:: Dataset entries ::

+ + + + + + +

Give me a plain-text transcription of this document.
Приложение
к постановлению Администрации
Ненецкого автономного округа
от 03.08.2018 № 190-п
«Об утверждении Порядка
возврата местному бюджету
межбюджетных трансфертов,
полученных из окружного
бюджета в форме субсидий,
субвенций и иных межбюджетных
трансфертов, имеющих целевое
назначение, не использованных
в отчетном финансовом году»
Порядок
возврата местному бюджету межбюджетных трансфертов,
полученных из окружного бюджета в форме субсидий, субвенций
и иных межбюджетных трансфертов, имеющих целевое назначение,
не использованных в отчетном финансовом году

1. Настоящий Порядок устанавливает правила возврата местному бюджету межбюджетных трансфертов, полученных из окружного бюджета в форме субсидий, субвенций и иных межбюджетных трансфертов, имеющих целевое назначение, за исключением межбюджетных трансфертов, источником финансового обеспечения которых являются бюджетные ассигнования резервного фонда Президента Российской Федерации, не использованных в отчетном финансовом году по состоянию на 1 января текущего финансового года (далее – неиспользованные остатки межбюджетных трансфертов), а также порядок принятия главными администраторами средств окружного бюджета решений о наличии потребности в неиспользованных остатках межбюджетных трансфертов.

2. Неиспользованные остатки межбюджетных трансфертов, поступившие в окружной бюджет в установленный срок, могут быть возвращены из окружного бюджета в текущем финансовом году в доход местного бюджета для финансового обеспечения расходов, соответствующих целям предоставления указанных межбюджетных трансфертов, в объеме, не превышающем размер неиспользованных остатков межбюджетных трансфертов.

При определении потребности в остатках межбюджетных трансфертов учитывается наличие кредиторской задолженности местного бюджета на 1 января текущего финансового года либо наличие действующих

+ + + + + + +

Copy out all lines that carry the word "отчетном".

:: Answer ::
в отчетном финансовом году»
не использованных в отчетном финансовом году
1. Настоящий Порядок устанавливает правила возврата местному бюджету межбюджетных трансфертов, полученных из окружного бюджета в форме субсидий, субвенций и иных межбюджетных трансфертов, имеющих целевое назначение, за исключением межбюджетных трансфертов, источником финансового обеспечения которых являются бюджетные ассигнования резервного фонда Президента Российской Федерации, не использованных в отчетном финансовом году по состоянию на 1 января текущего финансового года (далее – неиспользованные остатки межбюджетных трансфертов), а также порядок принятия главными администраторами средств окружного бюджета решений о наличии потребности в неиспользованных остатках межбюджетных трансфертов.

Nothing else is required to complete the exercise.